◆ **Goal**
Render every entry verbatim.

Data items:
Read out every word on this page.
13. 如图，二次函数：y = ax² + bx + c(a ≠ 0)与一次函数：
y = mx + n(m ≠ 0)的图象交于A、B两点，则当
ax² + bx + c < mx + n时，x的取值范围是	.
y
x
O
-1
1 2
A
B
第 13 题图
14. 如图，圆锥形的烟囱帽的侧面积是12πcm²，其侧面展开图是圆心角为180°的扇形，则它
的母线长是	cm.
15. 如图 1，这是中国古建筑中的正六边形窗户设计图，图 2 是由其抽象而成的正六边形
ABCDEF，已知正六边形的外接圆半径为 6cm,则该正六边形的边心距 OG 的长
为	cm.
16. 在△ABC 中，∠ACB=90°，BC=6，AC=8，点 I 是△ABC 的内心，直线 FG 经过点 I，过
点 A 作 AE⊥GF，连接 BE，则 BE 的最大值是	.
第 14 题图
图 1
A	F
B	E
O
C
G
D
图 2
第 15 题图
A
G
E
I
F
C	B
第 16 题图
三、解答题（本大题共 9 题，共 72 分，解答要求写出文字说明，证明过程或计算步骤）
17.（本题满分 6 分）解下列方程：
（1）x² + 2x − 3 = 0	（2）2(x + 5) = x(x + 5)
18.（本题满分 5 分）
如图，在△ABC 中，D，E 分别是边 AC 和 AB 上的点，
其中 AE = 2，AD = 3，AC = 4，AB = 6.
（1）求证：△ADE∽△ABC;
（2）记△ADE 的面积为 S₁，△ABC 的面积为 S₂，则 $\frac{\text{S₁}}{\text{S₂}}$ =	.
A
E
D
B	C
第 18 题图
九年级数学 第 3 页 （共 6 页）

◆ **Task solution**
Read out every word on this page.
13. 如图，二次函数：y = ax² + bx + c(a ≠ 0)与一次函数：
y = mx + n(m ≠ 0)的图象交于A、B两点，则当
ax² + bx + c < mx + n时，x的取值范围是	.
y
x
O
-1
1 2
A
B
第 13 题图
14. 如图，圆锥形的烟囱帽的侧面积是12πcm²，其侧面展开图是圆心角为180°的扇形，则它
的母线长是	cm.
15. 如图 1，这是中国古建筑中的正六边形窗户设计图，图 2 是由其抽象而成的正六边形
ABCDEF，已知正六边形的外接圆半径为 6cm,则该正六边形的边心距 OG 的长
为	cm.
16. 在△ABC 中，∠ACB=90°，BC=6，AC=8，点 I 是△ABC 的内心，直线 FG 经过点 I，过
点 A 作 AE⊥GF，连接 BE，则 BE 的最大值是	.
第 14 题图
图 1
A	F
B	E
O
C
G
D
图 2
第 15 题图
A
G
E
I
F
C	B
第 16 题图
三、解答题（本大题共 9 题，共 72 分，解答要求写出文字说明，证明过程或计算步骤）
17.（本题满分 6 分）解下列方程：
（1）x² + 2x − 3 = 0	（2）2(x + 5) = x(x + 5)
18.（本题满分 5 分）
如图，在△ABC 中，D，E 分别是边 AC 和 AB 上的点，
其中 AE = 2，AD = 3，AC = 4，AB = 6.
（1）求证：△ADE∽△ABC;
（2）记△ADE 的面积为 S₁，△ABC 的面积为 S₂，则 $\frac{\text{S₁}}{\text{S₂}}$ =	.
A
E
D
B	C
第 18 题图
九年级数学 第 3 页 （共 6 页）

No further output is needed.